_EXERCISE DATA_.
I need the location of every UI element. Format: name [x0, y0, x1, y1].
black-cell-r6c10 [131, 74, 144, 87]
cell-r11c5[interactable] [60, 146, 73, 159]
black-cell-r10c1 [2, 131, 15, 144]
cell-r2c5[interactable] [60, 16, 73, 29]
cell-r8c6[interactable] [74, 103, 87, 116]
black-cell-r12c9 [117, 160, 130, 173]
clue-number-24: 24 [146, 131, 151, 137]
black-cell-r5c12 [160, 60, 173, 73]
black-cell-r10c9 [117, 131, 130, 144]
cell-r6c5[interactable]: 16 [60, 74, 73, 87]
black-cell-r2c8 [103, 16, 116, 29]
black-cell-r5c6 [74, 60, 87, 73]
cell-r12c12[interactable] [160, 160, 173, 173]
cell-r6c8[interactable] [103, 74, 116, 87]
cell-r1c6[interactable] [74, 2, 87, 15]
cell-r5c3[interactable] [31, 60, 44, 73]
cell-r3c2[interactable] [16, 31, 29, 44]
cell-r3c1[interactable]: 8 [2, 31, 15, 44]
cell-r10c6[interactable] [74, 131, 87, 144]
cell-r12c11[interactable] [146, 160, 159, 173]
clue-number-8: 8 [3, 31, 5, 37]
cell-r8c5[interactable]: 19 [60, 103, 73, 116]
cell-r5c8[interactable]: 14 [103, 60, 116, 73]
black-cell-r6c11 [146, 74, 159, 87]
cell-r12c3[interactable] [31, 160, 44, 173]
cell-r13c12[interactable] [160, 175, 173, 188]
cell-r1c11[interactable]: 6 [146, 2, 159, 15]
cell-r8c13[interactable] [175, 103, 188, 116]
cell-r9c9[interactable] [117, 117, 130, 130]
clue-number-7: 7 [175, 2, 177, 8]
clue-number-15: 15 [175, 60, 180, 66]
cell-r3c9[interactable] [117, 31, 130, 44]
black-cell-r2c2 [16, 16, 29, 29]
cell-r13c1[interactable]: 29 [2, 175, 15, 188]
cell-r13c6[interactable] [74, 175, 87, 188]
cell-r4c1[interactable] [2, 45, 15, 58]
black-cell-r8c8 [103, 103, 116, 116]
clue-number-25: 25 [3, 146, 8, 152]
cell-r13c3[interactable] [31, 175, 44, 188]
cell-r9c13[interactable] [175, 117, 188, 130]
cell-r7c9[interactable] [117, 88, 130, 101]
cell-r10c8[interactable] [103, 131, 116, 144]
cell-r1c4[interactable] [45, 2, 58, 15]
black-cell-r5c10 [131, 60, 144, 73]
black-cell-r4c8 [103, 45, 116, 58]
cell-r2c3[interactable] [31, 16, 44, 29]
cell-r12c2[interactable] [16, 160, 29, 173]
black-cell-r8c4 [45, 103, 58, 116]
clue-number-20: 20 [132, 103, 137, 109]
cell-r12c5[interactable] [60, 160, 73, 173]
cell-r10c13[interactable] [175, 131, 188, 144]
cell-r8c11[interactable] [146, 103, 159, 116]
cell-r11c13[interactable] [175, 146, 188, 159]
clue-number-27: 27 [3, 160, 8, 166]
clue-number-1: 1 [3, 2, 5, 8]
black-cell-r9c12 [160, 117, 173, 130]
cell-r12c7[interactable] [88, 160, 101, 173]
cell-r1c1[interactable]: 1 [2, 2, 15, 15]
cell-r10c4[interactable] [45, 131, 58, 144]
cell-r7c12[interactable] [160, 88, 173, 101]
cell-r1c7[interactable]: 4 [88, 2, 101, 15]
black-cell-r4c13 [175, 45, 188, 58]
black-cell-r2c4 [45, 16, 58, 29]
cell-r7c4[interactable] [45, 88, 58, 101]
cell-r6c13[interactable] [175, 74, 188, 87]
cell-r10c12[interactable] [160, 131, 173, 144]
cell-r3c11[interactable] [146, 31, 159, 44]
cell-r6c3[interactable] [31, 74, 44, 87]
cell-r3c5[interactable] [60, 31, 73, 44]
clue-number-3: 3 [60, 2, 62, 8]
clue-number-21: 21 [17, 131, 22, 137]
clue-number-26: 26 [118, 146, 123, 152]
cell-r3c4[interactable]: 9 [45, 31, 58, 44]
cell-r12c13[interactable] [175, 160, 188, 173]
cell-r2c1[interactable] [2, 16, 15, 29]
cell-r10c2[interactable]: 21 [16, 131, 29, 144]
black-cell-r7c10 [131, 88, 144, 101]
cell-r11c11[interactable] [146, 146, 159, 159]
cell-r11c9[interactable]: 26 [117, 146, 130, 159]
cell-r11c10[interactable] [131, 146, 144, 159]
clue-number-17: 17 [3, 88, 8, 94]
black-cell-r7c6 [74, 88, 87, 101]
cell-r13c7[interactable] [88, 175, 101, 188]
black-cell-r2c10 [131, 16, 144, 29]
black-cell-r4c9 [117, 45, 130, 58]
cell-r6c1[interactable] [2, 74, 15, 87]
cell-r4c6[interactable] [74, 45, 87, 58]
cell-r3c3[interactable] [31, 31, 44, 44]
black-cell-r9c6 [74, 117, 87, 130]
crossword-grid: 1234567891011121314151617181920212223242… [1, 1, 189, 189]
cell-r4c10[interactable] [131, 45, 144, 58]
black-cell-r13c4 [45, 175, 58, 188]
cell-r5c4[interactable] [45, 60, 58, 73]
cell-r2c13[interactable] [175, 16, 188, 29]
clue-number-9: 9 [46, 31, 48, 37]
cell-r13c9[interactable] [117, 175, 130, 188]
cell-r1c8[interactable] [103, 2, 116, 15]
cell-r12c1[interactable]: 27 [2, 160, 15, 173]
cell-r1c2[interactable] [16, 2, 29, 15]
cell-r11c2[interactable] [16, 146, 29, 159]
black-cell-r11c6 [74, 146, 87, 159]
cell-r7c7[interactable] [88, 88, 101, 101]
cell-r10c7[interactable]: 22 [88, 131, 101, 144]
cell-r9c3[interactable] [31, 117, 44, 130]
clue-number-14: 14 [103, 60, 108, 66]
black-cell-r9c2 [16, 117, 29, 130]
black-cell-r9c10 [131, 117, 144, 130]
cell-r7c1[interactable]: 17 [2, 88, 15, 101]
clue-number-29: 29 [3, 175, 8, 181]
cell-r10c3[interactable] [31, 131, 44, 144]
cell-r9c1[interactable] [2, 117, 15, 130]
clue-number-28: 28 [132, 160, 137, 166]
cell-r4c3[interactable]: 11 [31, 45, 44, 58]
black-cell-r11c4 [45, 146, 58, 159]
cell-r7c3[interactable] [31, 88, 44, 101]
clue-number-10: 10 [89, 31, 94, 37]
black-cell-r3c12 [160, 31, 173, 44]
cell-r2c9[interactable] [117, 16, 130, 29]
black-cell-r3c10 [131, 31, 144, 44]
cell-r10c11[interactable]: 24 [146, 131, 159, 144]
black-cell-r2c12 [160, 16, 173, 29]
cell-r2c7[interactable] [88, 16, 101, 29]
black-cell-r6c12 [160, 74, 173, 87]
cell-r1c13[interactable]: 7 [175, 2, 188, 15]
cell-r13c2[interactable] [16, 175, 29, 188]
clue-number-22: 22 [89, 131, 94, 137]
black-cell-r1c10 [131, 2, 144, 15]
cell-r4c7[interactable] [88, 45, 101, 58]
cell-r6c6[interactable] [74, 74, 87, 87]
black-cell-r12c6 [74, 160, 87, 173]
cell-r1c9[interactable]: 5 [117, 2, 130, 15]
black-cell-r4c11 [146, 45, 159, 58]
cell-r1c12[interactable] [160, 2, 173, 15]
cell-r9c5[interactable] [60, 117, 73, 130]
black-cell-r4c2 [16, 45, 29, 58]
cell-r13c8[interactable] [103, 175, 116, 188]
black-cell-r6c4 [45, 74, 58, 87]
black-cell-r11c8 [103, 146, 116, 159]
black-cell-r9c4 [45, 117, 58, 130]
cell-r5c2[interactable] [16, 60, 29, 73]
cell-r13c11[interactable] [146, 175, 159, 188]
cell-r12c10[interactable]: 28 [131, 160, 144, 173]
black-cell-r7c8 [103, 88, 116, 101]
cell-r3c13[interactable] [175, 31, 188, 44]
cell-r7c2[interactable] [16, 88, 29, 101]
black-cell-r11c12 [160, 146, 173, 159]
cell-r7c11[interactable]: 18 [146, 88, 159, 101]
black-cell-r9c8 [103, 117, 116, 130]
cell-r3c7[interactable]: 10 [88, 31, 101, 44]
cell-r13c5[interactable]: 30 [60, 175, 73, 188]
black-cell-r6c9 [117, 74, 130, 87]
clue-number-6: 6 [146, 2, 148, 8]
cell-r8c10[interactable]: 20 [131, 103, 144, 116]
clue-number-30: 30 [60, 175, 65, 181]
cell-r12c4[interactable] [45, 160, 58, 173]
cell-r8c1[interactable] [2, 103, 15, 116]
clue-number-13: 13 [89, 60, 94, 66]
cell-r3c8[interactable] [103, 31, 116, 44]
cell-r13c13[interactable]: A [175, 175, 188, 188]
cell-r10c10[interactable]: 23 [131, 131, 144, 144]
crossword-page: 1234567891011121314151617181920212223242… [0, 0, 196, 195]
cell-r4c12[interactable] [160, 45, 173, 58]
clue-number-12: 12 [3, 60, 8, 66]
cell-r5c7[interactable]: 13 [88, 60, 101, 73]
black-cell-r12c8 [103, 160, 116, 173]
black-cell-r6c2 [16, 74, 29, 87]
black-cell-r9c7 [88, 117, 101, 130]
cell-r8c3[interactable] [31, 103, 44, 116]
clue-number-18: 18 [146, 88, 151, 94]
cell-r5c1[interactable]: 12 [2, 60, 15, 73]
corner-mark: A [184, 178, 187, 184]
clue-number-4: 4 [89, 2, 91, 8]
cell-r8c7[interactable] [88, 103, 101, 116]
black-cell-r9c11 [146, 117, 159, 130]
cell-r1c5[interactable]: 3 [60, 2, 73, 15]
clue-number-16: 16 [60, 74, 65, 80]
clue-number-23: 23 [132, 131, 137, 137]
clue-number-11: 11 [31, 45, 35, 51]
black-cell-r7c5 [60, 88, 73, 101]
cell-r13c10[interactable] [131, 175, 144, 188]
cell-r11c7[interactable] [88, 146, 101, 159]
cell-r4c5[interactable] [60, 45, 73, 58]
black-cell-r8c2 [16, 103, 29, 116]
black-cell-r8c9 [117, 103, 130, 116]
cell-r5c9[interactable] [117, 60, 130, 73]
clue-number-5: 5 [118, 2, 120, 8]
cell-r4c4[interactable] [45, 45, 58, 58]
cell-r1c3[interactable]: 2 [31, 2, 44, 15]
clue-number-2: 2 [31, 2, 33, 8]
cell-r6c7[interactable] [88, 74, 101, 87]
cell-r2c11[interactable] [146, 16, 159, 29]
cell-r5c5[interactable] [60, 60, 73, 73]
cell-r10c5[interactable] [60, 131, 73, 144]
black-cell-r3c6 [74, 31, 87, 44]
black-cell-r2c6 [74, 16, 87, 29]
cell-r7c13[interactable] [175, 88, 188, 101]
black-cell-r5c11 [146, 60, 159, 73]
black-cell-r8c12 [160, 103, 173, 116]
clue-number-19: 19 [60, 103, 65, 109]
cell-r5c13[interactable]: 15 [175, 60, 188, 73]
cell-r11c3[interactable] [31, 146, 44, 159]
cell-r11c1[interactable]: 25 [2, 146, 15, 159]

_TASK PROMPT_. Print the data word for word, from its first line through the line that holds "cell-r7c9[interactable] [117, 88, 130, 101]", including both of those lines.

_SOLUTION TO THIS EXERCISE_.
I need the location of every UI element. Format: name [x0, y0, x1, y1].
black-cell-r6c10 [131, 74, 144, 87]
cell-r11c5[interactable] [60, 146, 73, 159]
black-cell-r10c1 [2, 131, 15, 144]
cell-r2c5[interactable] [60, 16, 73, 29]
cell-r8c6[interactable] [74, 103, 87, 116]
black-cell-r12c9 [117, 160, 130, 173]
clue-number-24: 24 [146, 131, 151, 137]
black-cell-r5c12 [160, 60, 173, 73]
black-cell-r10c9 [117, 131, 130, 144]
cell-r6c5[interactable]: 16 [60, 74, 73, 87]
black-cell-r2c8 [103, 16, 116, 29]
black-cell-r5c6 [74, 60, 87, 73]
cell-r12c12[interactable] [160, 160, 173, 173]
cell-r6c8[interactable] [103, 74, 116, 87]
cell-r1c6[interactable] [74, 2, 87, 15]
cell-r5c3[interactable] [31, 60, 44, 73]
cell-r3c2[interactable] [16, 31, 29, 44]
cell-r3c1[interactable]: 8 [2, 31, 15, 44]
cell-r10c6[interactable] [74, 131, 87, 144]
cell-r12c11[interactable] [146, 160, 159, 173]
clue-number-8: 8 [3, 31, 5, 37]
cell-r8c5[interactable]: 19 [60, 103, 73, 116]
cell-r5c8[interactable]: 14 [103, 60, 116, 73]
black-cell-r6c11 [146, 74, 159, 87]
cell-r12c3[interactable] [31, 160, 44, 173]
cell-r13c12[interactable] [160, 175, 173, 188]
cell-r1c11[interactable]: 6 [146, 2, 159, 15]
cell-r8c13[interactable] [175, 103, 188, 116]
cell-r9c9[interactable] [117, 117, 130, 130]
clue-number-7: 7 [175, 2, 177, 8]
clue-number-15: 15 [175, 60, 180, 66]
cell-r3c9[interactable] [117, 31, 130, 44]
black-cell-r2c2 [16, 16, 29, 29]
cell-r13c1[interactable]: 29 [2, 175, 15, 188]
cell-r13c6[interactable] [74, 175, 87, 188]
cell-r4c1[interactable] [2, 45, 15, 58]
black-cell-r8c8 [103, 103, 116, 116]
clue-number-25: 25 [3, 146, 8, 152]
cell-r13c3[interactable] [31, 175, 44, 188]
cell-r9c13[interactable] [175, 117, 188, 130]
cell-r7c9[interactable] [117, 88, 130, 101]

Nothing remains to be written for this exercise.